## Problem requirements
Count the lines in the material below that contain the word "curtidas" and reply with only the number.

## Material shown
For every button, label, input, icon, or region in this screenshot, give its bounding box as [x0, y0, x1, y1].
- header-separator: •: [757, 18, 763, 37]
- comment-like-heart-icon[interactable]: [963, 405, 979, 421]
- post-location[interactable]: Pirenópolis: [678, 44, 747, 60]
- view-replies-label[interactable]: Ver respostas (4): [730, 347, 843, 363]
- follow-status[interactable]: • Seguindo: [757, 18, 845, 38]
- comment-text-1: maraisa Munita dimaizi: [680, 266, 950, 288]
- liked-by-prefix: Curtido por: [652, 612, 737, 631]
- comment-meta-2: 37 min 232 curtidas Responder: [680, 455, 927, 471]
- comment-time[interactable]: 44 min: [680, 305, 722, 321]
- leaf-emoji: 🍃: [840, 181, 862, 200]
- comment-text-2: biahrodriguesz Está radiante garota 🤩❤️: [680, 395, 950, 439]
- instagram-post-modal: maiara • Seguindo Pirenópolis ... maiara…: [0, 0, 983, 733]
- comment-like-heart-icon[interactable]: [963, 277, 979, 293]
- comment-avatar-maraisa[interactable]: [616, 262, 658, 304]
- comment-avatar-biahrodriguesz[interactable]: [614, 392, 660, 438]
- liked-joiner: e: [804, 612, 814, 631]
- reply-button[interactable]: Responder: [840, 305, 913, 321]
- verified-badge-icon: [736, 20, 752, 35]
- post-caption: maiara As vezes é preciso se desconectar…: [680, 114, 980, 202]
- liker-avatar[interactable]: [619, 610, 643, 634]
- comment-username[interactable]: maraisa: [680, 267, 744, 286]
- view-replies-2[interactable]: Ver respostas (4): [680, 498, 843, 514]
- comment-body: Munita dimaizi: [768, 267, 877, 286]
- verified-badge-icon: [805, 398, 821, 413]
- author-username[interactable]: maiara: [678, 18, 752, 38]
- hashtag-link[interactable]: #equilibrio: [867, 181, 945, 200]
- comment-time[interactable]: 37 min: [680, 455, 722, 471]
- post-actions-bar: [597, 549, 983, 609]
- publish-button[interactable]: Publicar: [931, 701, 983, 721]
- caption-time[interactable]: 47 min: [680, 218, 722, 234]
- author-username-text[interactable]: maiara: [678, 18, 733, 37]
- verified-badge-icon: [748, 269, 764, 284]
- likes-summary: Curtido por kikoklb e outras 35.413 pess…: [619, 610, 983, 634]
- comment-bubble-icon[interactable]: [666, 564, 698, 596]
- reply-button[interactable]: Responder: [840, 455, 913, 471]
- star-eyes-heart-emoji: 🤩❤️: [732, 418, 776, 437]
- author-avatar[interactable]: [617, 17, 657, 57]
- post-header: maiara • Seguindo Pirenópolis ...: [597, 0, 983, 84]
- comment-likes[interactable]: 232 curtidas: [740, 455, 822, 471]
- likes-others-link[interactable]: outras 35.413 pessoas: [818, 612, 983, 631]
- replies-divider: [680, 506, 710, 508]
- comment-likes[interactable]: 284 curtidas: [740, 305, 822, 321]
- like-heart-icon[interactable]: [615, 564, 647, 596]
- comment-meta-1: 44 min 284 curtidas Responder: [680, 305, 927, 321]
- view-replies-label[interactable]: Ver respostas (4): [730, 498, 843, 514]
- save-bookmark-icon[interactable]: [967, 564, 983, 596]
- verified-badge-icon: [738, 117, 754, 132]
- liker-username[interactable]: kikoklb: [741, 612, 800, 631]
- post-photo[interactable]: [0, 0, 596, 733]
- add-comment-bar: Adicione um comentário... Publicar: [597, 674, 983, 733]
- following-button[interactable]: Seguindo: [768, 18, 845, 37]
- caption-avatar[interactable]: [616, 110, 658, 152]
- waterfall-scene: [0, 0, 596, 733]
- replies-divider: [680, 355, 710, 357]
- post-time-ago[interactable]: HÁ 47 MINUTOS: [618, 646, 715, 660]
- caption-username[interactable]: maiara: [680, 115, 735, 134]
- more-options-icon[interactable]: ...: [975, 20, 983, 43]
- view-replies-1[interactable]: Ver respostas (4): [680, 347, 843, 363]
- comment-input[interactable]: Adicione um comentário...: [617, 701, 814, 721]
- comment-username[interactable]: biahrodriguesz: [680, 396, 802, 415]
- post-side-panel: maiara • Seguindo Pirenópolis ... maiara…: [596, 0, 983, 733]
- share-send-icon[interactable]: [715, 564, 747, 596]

## Solution below
4